Recorded data

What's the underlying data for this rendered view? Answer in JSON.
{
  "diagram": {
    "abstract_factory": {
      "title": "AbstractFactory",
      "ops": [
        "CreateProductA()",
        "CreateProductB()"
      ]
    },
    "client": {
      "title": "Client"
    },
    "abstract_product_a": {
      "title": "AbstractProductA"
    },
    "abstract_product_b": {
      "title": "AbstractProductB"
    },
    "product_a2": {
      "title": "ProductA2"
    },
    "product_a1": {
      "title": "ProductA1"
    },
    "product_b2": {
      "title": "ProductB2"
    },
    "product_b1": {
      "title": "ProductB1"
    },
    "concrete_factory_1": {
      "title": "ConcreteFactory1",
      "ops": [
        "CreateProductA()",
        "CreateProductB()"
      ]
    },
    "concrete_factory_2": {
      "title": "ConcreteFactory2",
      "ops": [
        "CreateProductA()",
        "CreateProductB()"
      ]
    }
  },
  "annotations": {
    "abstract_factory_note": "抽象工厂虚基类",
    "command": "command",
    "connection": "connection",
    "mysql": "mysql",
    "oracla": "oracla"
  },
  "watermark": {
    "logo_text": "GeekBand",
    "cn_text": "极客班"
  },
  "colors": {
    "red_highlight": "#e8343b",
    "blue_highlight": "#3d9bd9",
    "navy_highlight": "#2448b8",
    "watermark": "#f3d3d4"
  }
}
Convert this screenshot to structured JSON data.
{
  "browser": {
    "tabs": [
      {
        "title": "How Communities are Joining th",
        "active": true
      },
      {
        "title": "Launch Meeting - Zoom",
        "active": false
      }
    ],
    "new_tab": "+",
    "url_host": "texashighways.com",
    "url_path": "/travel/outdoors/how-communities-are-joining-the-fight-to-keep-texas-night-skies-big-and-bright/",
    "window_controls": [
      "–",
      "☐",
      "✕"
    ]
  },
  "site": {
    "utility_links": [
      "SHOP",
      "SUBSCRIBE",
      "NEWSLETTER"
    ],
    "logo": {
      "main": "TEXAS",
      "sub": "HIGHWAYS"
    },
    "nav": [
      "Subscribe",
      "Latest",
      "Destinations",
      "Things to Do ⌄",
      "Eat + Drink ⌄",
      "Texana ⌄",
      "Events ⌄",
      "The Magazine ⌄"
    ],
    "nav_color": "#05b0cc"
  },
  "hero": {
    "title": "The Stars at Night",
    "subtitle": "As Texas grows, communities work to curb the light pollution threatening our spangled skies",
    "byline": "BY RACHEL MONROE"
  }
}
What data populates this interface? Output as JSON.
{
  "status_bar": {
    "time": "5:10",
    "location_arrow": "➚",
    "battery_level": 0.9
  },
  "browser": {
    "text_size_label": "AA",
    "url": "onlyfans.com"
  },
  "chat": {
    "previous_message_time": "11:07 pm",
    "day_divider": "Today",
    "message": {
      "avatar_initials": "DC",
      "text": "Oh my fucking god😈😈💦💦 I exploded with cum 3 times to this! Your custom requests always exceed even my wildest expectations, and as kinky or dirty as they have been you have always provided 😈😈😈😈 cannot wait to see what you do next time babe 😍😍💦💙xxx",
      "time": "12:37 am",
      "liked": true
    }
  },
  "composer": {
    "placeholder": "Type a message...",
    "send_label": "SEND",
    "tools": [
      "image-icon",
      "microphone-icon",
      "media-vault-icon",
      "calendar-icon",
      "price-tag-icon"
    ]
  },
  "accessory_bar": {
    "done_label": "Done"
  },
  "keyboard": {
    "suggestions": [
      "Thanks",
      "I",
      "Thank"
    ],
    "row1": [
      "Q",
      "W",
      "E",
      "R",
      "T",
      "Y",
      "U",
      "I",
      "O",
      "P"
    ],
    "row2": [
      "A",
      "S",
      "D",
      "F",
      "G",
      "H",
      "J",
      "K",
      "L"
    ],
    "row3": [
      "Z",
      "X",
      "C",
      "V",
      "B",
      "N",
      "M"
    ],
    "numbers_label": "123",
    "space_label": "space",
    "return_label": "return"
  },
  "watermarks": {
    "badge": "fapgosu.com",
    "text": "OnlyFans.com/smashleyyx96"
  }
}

What you have to do
Copy, from the material above, each line in which the string "icon" occurs.

Answer below
      "image-icon",
      "microphone-icon",
      "media-vault-icon",
      "calendar-icon",
      "price-tag-icon"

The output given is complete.